WORK TO COMPLETE =>
In the data below, reproduce everything exactly except the images.

THE DATA =>
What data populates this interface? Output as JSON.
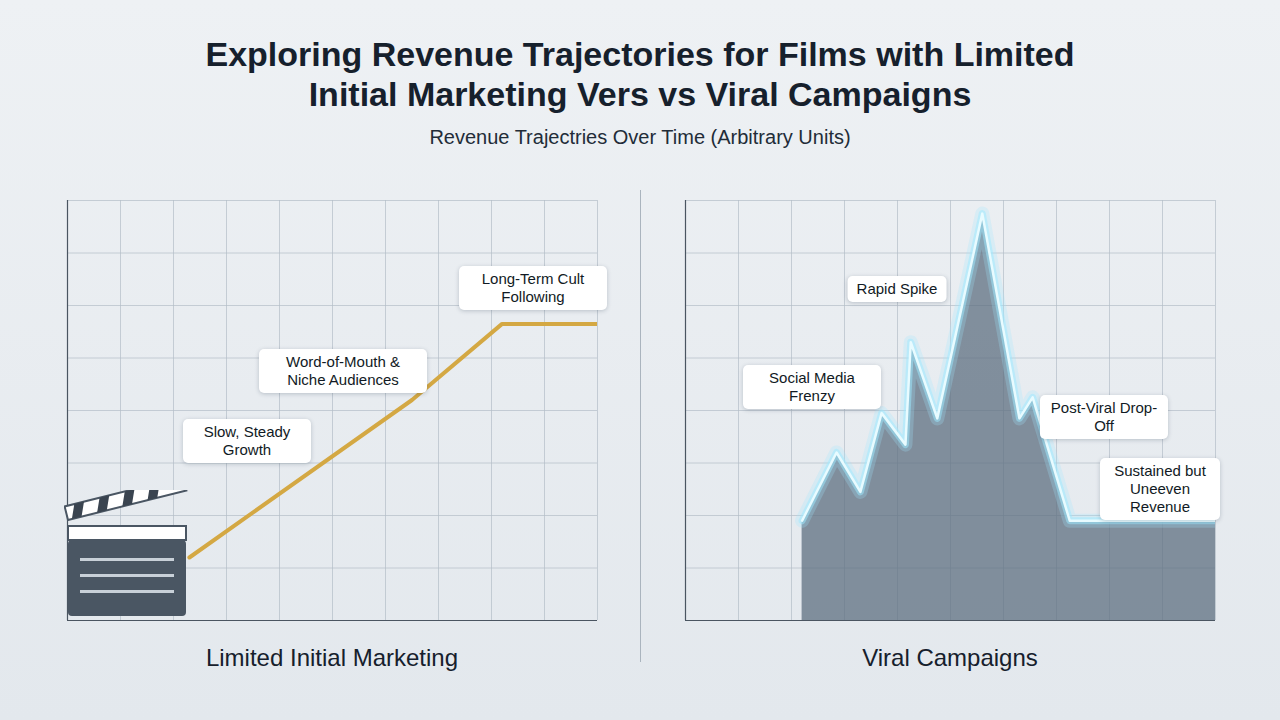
{
  "title": "Exploring Revenue Trajectories for Films with Limited Initial Marketing Vers vs Viral Campaigns",
  "subtitle": "Revenue Trajectries Over Time (Arbitrary Units)",
  "chart_data": [
    {
      "type": "line",
      "title": "Limited Initial Marketing",
      "x": [
        2.3,
        6.5,
        8.2,
        10
      ],
      "values": [
        1.2,
        4.2,
        5.65,
        5.65
      ],
      "color": "#d4a843",
      "xlim": [
        0,
        10
      ],
      "ylim": [
        0,
        8
      ],
      "xticks": [
        0,
        1,
        2,
        3,
        4,
        5,
        6,
        7,
        8,
        9,
        10
      ],
      "yticks": [
        0,
        1,
        2,
        3,
        4,
        5,
        6,
        7,
        8
      ],
      "grid": true,
      "tick_labels": false,
      "annotations": [
        "Slow, Steady Growth",
        "Word-of-Mouth & Niche Audiences",
        "Long-Term Cult Following"
      ]
    },
    {
      "type": "area",
      "title": "Viral Campaigns",
      "x": [
        2.2,
        2.85,
        3.3,
        3.7,
        4.15,
        4.25,
        4.75,
        5.6,
        6.3,
        6.55,
        7.25,
        10
      ],
      "values": [
        1.9,
        3.2,
        2.45,
        3.95,
        3.35,
        5.3,
        3.85,
        7.75,
        3.85,
        4.25,
        1.9,
        1.9
      ],
      "color": "#9ee9ff",
      "xlim": [
        0,
        10
      ],
      "ylim": [
        0,
        8
      ],
      "xticks": [
        0,
        1,
        2,
        3,
        4,
        5,
        6,
        7,
        8,
        9,
        10
      ],
      "yticks": [
        0,
        1,
        2,
        3,
        4,
        5,
        6,
        7,
        8
      ],
      "grid": true,
      "tick_labels": false,
      "annotations": [
        "Rapid Spike",
        "Social Media Frenzy",
        "Post-Viral Drop-Off",
        "Sustained but Uneeven Revenue"
      ]
    }
  ]
}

TASK RESPONSE =>
What data populates this interface? Output as JSON.
{
  "title": "Exploring Revenue Trajectories for Films with Limited Initial Marketing Vers vs Viral Campaigns",
  "subtitle": "Revenue Trajectries Over Time (Arbitrary Units)",
  "chart_data": [
    {
      "type": "line",
      "title": "Limited Initial Marketing",
      "x": [
        2.3,
        6.5,
        8.2,
        10
      ],
      "values": [
        1.2,
        4.2,
        5.65,
        5.65
      ],
      "color": "#d4a843",
      "xlim": [
        0,
        10
      ],
      "ylim": [
        0,
        8
      ],
      "xticks": [
        0,
        1,
        2,
        3,
        4,
        5,
        6,
        7,
        8,
        9,
        10
      ],
      "yticks": [
        0,
        1,
        2,
        3,
        4,
        5,
        6,
        7,
        8
      ],
      "grid": true,
      "tick_labels": false,
      "annotations": [
        "Slow, Steady Growth",
        "Word-of-Mouth & Niche Audiences",
        "Long-Term Cult Following"
      ]
    },
    {
      "type": "area",
      "title": "Viral Campaigns",
      "x": [
        2.2,
        2.85,
        3.3,
        3.7,
        4.15,
        4.25,
        4.75,
        5.6,
        6.3,
        6.55,
        7.25,
        10
      ],
      "values": [
        1.9,
        3.2,
        2.45,
        3.95,
        3.35,
        5.3,
        3.85,
        7.75,
        3.85,
        4.25,
        1.9,
        1.9
      ],
      "color": "#9ee9ff",
      "xlim": [
        0,
        10
      ],
      "ylim": [
        0,
        8
      ],
      "xticks": [
        0,
        1,
        2,
        3,
        4,
        5,
        6,
        7,
        8,
        9,
        10
      ],
      "yticks": [
        0,
        1,
        2,
        3,
        4,
        5,
        6,
        7,
        8
      ],
      "grid": true,
      "tick_labels": false,
      "annotations": [
        "Rapid Spike",
        "Social Media Frenzy",
        "Post-Viral Drop-Off",
        "Sustained but Uneeven Revenue"
      ]
    }
  ]
}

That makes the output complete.